* Supplied information:

------------

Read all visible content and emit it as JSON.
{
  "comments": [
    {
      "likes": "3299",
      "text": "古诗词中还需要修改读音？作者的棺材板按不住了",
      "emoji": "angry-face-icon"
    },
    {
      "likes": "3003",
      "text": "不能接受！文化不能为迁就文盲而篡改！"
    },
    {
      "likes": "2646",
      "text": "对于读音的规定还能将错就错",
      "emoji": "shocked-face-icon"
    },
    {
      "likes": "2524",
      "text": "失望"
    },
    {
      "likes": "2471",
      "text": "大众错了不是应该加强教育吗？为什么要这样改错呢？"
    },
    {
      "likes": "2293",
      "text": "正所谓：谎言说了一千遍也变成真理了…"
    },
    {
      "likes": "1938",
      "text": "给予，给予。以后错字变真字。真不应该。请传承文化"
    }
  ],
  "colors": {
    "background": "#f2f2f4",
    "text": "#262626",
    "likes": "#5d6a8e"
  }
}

------------

* Objective:
Repeat every entry exactly, please.

* Answer to this exercise:
Read all visible content and emit it as JSON.
{
  "comments": [
    {
      "likes": "3299",
      "text": "古诗词中还需要修改读音？作者的棺材板按不住了",
      "emoji": "angry-face-icon"
    },
    {
      "likes": "3003",
      "text": "不能接受！文化不能为迁就文盲而篡改！"
    },
    {
      "likes": "2646",
      "text": "对于读音的规定还能将错就错",
      "emoji": "shocked-face-icon"
    },
    {
      "likes": "2524",
      "text": "失望"
    },
    {
      "likes": "2471",
      "text": "大众错了不是应该加强教育吗？为什么要这样改错呢？"
    },
    {
      "likes": "2293",
      "text": "正所谓：谎言说了一千遍也变成真理了…"
    },
    {
      "likes": "1938",
      "text": "给予，给予。以后错字变真字。真不应该。请传承文化"
    }
  ],
  "colors": {
    "background": "#f2f2f4",
    "text": "#262626",
    "likes": "#5d6a8e"
  }
}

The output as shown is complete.